>>
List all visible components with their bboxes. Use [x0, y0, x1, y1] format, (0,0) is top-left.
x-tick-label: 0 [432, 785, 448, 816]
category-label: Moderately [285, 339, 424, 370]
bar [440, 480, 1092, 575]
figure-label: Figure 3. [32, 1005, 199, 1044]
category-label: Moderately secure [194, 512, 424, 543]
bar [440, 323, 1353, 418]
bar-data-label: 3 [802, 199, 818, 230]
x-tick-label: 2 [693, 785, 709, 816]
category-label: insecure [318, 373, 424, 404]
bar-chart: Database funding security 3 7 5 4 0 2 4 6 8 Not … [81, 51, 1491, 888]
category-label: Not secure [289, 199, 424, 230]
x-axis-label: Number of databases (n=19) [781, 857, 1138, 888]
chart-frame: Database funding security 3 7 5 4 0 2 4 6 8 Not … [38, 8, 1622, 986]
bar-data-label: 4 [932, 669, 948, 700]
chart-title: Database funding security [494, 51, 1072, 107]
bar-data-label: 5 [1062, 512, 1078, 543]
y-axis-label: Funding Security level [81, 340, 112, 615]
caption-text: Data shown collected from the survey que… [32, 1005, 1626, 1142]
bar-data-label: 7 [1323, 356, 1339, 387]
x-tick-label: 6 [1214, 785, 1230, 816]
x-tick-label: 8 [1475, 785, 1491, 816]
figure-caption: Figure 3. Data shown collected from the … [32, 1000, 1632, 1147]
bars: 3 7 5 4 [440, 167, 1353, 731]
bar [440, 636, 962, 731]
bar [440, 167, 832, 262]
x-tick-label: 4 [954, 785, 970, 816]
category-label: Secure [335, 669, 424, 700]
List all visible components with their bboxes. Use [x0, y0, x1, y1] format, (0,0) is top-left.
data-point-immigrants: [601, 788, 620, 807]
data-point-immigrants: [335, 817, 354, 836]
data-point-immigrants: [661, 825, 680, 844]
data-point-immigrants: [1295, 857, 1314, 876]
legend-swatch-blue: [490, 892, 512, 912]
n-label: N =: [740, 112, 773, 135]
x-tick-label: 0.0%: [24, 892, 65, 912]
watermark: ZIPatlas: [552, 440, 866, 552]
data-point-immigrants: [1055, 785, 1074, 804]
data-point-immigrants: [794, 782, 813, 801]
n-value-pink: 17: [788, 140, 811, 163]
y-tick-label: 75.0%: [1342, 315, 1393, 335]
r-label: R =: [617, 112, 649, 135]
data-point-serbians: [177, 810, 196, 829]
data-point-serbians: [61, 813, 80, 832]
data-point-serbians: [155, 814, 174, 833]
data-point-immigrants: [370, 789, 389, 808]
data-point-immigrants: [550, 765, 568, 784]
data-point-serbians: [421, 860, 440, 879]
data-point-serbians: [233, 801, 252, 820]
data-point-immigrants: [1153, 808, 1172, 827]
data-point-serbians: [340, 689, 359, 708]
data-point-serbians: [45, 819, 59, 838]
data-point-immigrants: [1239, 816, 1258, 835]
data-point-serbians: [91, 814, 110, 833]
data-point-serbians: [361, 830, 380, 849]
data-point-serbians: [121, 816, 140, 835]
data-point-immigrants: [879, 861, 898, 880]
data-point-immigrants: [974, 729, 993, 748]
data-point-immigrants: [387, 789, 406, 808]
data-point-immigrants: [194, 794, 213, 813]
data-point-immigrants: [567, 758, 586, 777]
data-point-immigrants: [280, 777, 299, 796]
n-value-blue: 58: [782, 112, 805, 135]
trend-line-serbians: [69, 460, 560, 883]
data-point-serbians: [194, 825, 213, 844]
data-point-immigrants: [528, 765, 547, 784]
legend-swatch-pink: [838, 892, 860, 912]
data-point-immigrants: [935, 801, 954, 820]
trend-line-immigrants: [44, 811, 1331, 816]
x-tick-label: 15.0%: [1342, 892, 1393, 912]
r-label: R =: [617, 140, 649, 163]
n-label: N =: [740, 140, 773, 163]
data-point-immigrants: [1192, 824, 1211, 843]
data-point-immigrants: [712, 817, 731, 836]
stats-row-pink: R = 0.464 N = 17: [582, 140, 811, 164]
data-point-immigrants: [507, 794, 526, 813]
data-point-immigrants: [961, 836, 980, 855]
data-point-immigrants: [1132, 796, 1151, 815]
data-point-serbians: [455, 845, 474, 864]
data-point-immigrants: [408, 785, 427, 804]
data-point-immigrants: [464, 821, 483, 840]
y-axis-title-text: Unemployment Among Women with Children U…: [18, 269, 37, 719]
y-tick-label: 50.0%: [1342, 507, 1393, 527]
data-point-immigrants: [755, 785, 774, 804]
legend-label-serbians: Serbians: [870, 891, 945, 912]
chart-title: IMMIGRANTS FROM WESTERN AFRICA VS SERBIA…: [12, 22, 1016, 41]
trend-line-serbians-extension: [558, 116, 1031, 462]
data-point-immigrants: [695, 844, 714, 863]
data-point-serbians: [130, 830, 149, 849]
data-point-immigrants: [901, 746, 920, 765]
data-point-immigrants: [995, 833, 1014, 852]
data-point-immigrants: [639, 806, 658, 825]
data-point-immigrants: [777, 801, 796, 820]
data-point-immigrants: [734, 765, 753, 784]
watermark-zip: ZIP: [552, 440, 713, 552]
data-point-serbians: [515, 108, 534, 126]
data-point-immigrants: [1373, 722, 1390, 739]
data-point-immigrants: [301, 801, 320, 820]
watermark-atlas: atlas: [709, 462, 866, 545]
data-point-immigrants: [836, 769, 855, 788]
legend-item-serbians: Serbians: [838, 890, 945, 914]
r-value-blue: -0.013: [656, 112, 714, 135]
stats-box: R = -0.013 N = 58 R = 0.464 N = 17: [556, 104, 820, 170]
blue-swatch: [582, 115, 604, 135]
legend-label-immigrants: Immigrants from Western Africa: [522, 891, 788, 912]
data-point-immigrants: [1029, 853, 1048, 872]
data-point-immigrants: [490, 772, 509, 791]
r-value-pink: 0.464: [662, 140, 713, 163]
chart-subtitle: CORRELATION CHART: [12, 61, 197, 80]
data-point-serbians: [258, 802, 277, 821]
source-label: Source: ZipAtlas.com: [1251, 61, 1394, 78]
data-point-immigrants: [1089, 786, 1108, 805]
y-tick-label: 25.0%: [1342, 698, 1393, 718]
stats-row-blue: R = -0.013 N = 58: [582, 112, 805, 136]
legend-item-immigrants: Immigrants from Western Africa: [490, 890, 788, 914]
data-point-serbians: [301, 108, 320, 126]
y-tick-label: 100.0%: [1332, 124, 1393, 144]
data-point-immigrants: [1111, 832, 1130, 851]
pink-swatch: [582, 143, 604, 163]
<<
» Aim
Reproduce the entries from the first line through the line containing "data-point-immigrants: [601, 788, 620, 807]", swapping each "bar-data-label" for "value-label" and leaving everything else unchanged.

» Exercise result
List all visible components with their bboxes. Use [x0, y0, x1, y1] format, (0,0) is top-left.
x-tick-label: 0 [432, 785, 448, 816]
category-label: Moderately [285, 339, 424, 370]
bar [440, 480, 1092, 575]
figure-label: Figure 3. [32, 1005, 199, 1044]
category-label: Moderately secure [194, 512, 424, 543]
bar [440, 323, 1353, 418]
value-label: 3 [802, 199, 818, 230]
x-tick-label: 2 [693, 785, 709, 816]
category-label: insecure [318, 373, 424, 404]
bar-chart: Database funding security 3 7 5 4 0 2 4 6 8 Not … [81, 51, 1491, 888]
category-label: Not secure [289, 199, 424, 230]
x-axis-label: Number of databases (n=19) [781, 857, 1138, 888]
chart-frame: Database funding security 3 7 5 4 0 2 4 6 8 Not … [38, 8, 1622, 986]
value-label: 4 [932, 669, 948, 700]
chart-title: Database funding security [494, 51, 1072, 107]
value-label: 5 [1062, 512, 1078, 543]
y-axis-label: Funding Security level [81, 340, 112, 615]
caption-text: Data shown collected from the survey que… [32, 1005, 1626, 1142]
value-label: 7 [1323, 356, 1339, 387]
x-tick-label: 6 [1214, 785, 1230, 816]
x-tick-label: 8 [1475, 785, 1491, 816]
figure-caption: Figure 3. Data shown collected from the … [32, 1000, 1632, 1147]
bars: 3 7 5 4 [440, 167, 1353, 731]
bar [440, 636, 962, 731]
bar [440, 167, 832, 262]
x-tick-label: 4 [954, 785, 970, 816]
category-label: Secure [335, 669, 424, 700]
List all visible components with their bboxes. Use [x0, y0, x1, y1] format, (0,0) is top-left.
data-point-immigrants: [601, 788, 620, 807]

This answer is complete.